**WHAT TO WORK ON**
Your task is to copy every line of the records below that contains "Health".

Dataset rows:
* BEGIN *

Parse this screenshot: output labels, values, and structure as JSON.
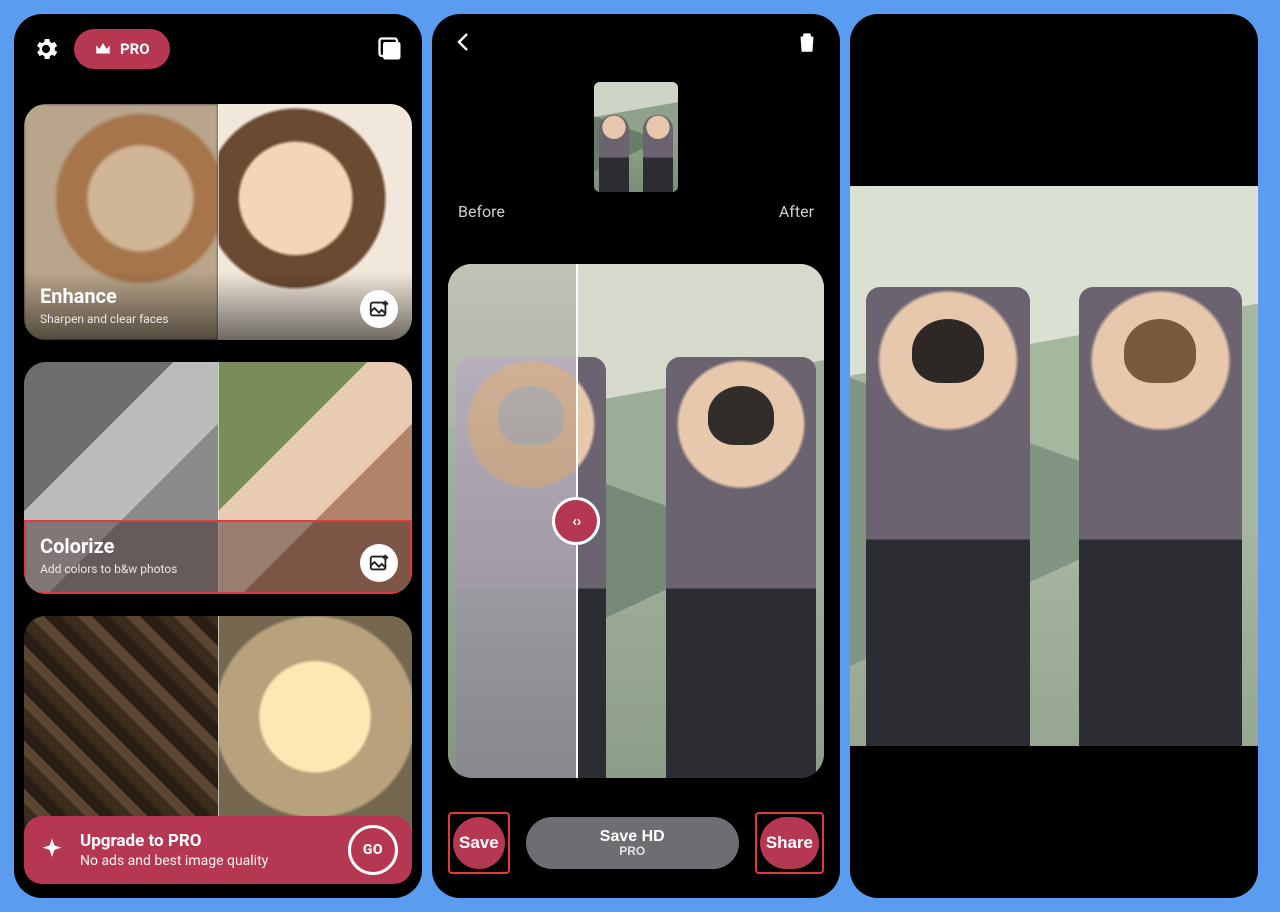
{
  "screen1": {
    "pro_label": "PRO",
    "cards": {
      "enhance": {
        "title": "Enhance",
        "subtitle": "Sharpen and clear faces"
      },
      "colorize": {
        "title": "Colorize",
        "subtitle": "Add colors to b&w photos"
      }
    },
    "pro_banner": {
      "title": "Upgrade to PRO",
      "subtitle": "No ads and best image quality",
      "go": "GO"
    }
  },
  "screen2": {
    "before": "Before",
    "after": "After",
    "slider_glyph": "‹ ›",
    "buttons": {
      "save": "Save",
      "save_hd": "Save HD",
      "save_hd_sub": "PRO",
      "share": "Share"
    }
  }
}
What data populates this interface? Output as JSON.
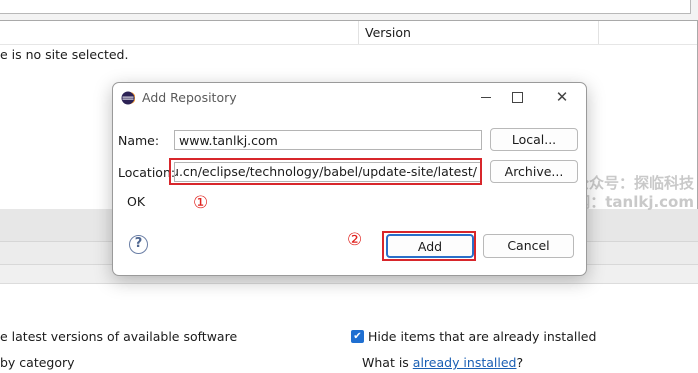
{
  "background": {
    "table_header_version": "Version",
    "no_site_text": "e is no site selected.",
    "option_latest": "e latest versions of available software",
    "option_category": "by category",
    "hide_installed_label": "Hide items that are already installed",
    "hide_installed_checked": true,
    "what_is_prefix": "What is ",
    "what_is_link": "already installed",
    "what_is_suffix": "?"
  },
  "watermark": {
    "line1": "微信公众号：探临科技",
    "line2": "官网：tanlkj.com"
  },
  "dialog": {
    "title": "Add Repository",
    "name_label": "Name:",
    "name_value": "www.tanlkj.com",
    "location_label": "Location:",
    "location_value": "edu.cn/eclipse/technology/babel/update-site/latest/",
    "local_button": "Local...",
    "archive_button": "Archive...",
    "status": "OK",
    "marker_1": "①",
    "marker_2": "②",
    "help_symbol": "?",
    "add_button": "Add",
    "cancel_button": "Cancel"
  },
  "colors": {
    "highlight": "#d8262b",
    "link": "#1a5fb4",
    "default_button_border": "#2a6fc9"
  }
}
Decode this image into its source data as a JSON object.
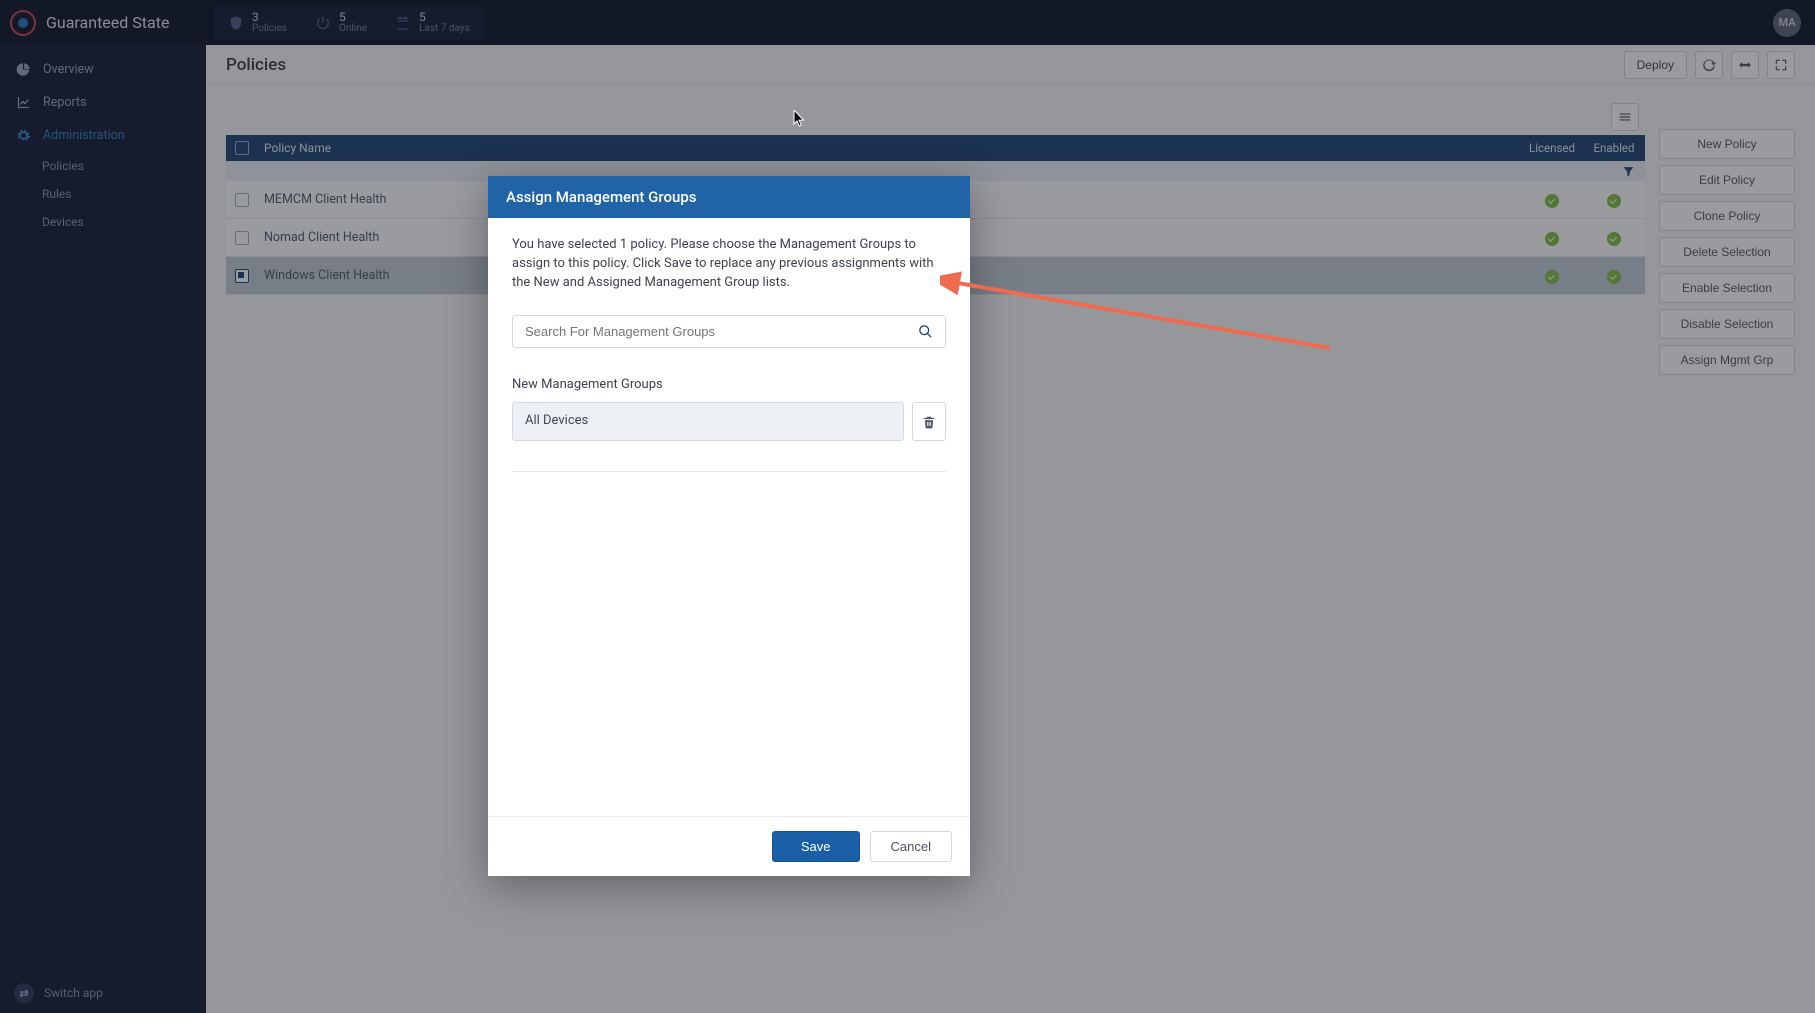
{
  "app": {
    "title": "Guaranteed State",
    "avatar": "MA",
    "switch": "Switch app"
  },
  "topStats": {
    "policies": {
      "value": "3",
      "label": "Policies"
    },
    "online": {
      "value": "5",
      "label": "Online"
    },
    "last": {
      "value": "5",
      "label": "Last 7 days"
    }
  },
  "nav": {
    "overview": "Overview",
    "reports": "Reports",
    "admin": "Administration",
    "sub": {
      "policies": "Policies",
      "rules": "Rules",
      "devices": "Devices"
    }
  },
  "page": {
    "title": "Policies",
    "deploy": "Deploy"
  },
  "table": {
    "headers": {
      "name": "Policy Name",
      "licensed": "Licensed",
      "enabled": "Enabled"
    },
    "rows": [
      {
        "name": "MEMCM Client Health",
        "selected": false
      },
      {
        "name": "Nomad Client Health",
        "selected": false
      },
      {
        "name": "Windows Client Health",
        "selected": true
      }
    ]
  },
  "actions": {
    "new": "New Policy",
    "edit": "Edit Policy",
    "clone": "Clone Policy",
    "delete": "Delete Selection",
    "enable": "Enable Selection",
    "disable": "Disable Selection",
    "assign": "Assign Mgmt Grp"
  },
  "modal": {
    "title": "Assign Management Groups",
    "desc": "You have selected 1 policy. Please choose the Management Groups to assign to this policy. Click Save to replace any previous assignments with the New and Assigned Management Group lists.",
    "searchPlaceholder": "Search For Management Groups",
    "newGroupsLabel": "New Management Groups",
    "group0": "All Devices",
    "save": "Save",
    "cancel": "Cancel"
  }
}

* END *

**OUTPUT OF THE EXERCISE**
        "name": "MEMCM Client Health",
        "name": "Nomad Client Health",
        "name": "Windows Client Health",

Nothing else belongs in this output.